• _WHAT YOU HAVE TO DO_
Write out the records below word for word, please.

Records contained in a dataset:
* START *

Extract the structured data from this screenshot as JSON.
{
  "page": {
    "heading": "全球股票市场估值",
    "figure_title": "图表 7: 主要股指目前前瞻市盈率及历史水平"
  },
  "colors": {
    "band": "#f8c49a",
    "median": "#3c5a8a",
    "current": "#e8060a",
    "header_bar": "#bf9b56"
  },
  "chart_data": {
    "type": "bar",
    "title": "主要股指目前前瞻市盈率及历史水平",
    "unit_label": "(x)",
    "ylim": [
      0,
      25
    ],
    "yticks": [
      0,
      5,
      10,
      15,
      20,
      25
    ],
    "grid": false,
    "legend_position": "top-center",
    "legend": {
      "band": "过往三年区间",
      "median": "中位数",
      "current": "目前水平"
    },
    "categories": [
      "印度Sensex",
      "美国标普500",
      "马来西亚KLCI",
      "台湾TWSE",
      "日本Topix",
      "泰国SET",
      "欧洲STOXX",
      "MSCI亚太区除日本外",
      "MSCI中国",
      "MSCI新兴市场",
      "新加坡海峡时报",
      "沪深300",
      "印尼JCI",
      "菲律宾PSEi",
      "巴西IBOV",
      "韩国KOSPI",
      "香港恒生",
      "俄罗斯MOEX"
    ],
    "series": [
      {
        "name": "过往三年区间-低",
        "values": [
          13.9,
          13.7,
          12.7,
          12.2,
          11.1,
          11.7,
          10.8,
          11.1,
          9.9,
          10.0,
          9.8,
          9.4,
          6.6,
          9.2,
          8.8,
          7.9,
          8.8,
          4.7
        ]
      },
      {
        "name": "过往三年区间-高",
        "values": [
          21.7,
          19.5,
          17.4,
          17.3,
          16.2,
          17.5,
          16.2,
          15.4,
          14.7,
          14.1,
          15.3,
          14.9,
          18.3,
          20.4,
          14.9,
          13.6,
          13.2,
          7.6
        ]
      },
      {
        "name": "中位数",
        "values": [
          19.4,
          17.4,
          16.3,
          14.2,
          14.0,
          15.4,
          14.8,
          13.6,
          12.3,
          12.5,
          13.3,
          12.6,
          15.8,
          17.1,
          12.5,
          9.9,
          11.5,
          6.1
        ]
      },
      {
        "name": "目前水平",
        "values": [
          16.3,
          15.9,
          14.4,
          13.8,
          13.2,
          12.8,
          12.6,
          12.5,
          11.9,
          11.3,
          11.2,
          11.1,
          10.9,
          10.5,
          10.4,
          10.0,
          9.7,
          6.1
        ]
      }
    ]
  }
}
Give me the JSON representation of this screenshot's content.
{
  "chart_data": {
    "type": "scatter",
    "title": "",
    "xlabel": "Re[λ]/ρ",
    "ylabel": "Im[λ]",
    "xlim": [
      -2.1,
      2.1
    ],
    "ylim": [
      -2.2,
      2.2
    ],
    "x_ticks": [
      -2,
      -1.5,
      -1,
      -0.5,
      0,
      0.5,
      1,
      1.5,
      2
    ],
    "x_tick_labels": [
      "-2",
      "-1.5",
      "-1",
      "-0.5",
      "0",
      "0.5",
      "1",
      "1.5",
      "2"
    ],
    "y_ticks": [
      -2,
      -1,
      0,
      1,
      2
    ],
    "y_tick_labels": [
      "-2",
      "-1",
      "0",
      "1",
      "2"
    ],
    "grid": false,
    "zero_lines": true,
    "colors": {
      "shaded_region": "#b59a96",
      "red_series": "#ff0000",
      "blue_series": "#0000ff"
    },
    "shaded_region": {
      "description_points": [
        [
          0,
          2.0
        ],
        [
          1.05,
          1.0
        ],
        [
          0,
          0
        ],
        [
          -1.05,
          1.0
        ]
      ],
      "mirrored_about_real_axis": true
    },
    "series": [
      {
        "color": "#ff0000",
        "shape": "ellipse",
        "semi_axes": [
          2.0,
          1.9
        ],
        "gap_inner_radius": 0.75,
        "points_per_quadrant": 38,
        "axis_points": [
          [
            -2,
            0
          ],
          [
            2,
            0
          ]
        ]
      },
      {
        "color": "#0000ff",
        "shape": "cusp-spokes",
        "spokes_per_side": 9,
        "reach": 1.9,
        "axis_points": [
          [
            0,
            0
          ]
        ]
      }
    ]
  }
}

* END *

• _EXERCISE RESPONSE_
Extract the structured data from this screenshot as JSON.
{
  "page": {
    "heading": "全球股票市场估值",
    "figure_title": "图表 7: 主要股指目前前瞻市盈率及历史水平"
  },
  "colors": {
    "band": "#f8c49a",
    "median": "#3c5a8a",
    "current": "#e8060a",
    "header_bar": "#bf9b56"
  },
  "chart_data": {
    "type": "bar",
    "title": "主要股指目前前瞻市盈率及历史水平",
    "unit_label": "(x)",
    "ylim": [
      0,
      25
    ],
    "yticks": [
      0,
      5,
      10,
      15,
      20,
      25
    ],
    "grid": false,
    "legend_position": "top-center",
    "legend": {
      "band": "过往三年区间",
      "median": "中位数",
      "current": "目前水平"
    },
    "categories": [
      "印度Sensex",
      "美国标普500",
      "马来西亚KLCI",
      "台湾TWSE",
      "日本Topix",
      "泰国SET",
      "欧洲STOXX",
      "MSCI亚太区除日本外",
      "MSCI中国",
      "MSCI新兴市场",
      "新加坡海峡时报",
      "沪深300",
      "印尼JCI",
      "菲律宾PSEi",
      "巴西IBOV",
      "韩国KOSPI",
      "香港恒生",
      "俄罗斯MOEX"
    ],
    "series": [
      {
        "name": "过往三年区间-低",
        "values": [
          13.9,
          13.7,
          12.7,
          12.2,
          11.1,
          11.7,
          10.8,
          11.1,
          9.9,
          10.0,
          9.8,
          9.4,
          6.6,
          9.2,
          8.8,
          7.9,
          8.8,
          4.7
        ]
      },
      {
        "name": "过往三年区间-高",
        "values": [
          21.7,
          19.5,
          17.4,
          17.3,
          16.2,
          17.5,
          16.2,
          15.4,
          14.7,
          14.1,
          15.3,
          14.9,
          18.3,
          20.4,
          14.9,
          13.6,
          13.2,
          7.6
        ]
      },
      {
        "name": "中位数",
        "values": [
          19.4,
          17.4,
          16.3,
          14.2,
          14.0,
          15.4,
          14.8,
          13.6,
          12.3,
          12.5,
          13.3,
          12.6,
          15.8,
          17.1,
          12.5,
          9.9,
          11.5,
          6.1
        ]
      },
      {
        "name": "目前水平",
        "values": [
          16.3,
          15.9,
          14.4,
          13.8,
          13.2,
          12.8,
          12.6,
          12.5,
          11.9,
          11.3,
          11.2,
          11.1,
          10.9,
          10.5,
          10.4,
          10.0,
          9.7,
          6.1
        ]
      }
    ]
  }
}
Give me the JSON representation of this screenshot's content.
{
  "chart_data": {
    "type": "scatter",
    "title": "",
    "xlabel": "Re[λ]/ρ",
    "ylabel": "Im[λ]",
    "xlim": [
      -2.1,
      2.1
    ],
    "ylim": [
      -2.2,
      2.2
    ],
    "x_ticks": [
      -2,
      -1.5,
      -1,
      -0.5,
      0,
      0.5,
      1,
      1.5,
      2
    ],
    "x_tick_labels": [
      "-2",
      "-1.5",
      "-1",
      "-0.5",
      "0",
      "0.5",
      "1",
      "1.5",
      "2"
    ],
    "y_ticks": [
      -2,
      -1,
      0,
      1,
      2
    ],
    "y_tick_labels": [
      "-2",
      "-1",
      "0",
      "1",
      "2"
    ],
    "grid": false,
    "zero_lines": true,
    "colors": {
      "shaded_region": "#b59a96",
      "red_series": "#ff0000",
      "blue_series": "#0000ff"
    },
    "shaded_region": {
      "description_points": [
        [
          0,
          2.0
        ],
        [
          1.05,
          1.0
        ],
        [
          0,
          0
        ],
        [
          -1.05,
          1.0
        ]
      ],
      "mirrored_about_real_axis": true
    },
    "series": [
      {
        "color": "#ff0000",
        "shape": "ellipse",
        "semi_axes": [
          2.0,
          1.9
        ],
        "gap_inner_radius": 0.75,
        "points_per_quadrant": 38,
        "axis_points": [
          [
            -2,
            0
          ],
          [
            2,
            0
          ]
        ]
      },
      {
        "color": "#0000ff",
        "shape": "cusp-spokes",
        "spokes_per_side": 9,
        "reach": 1.9,
        "axis_points": [
          [
            0,
            0
          ]
        ]
      }
    ]
  }
}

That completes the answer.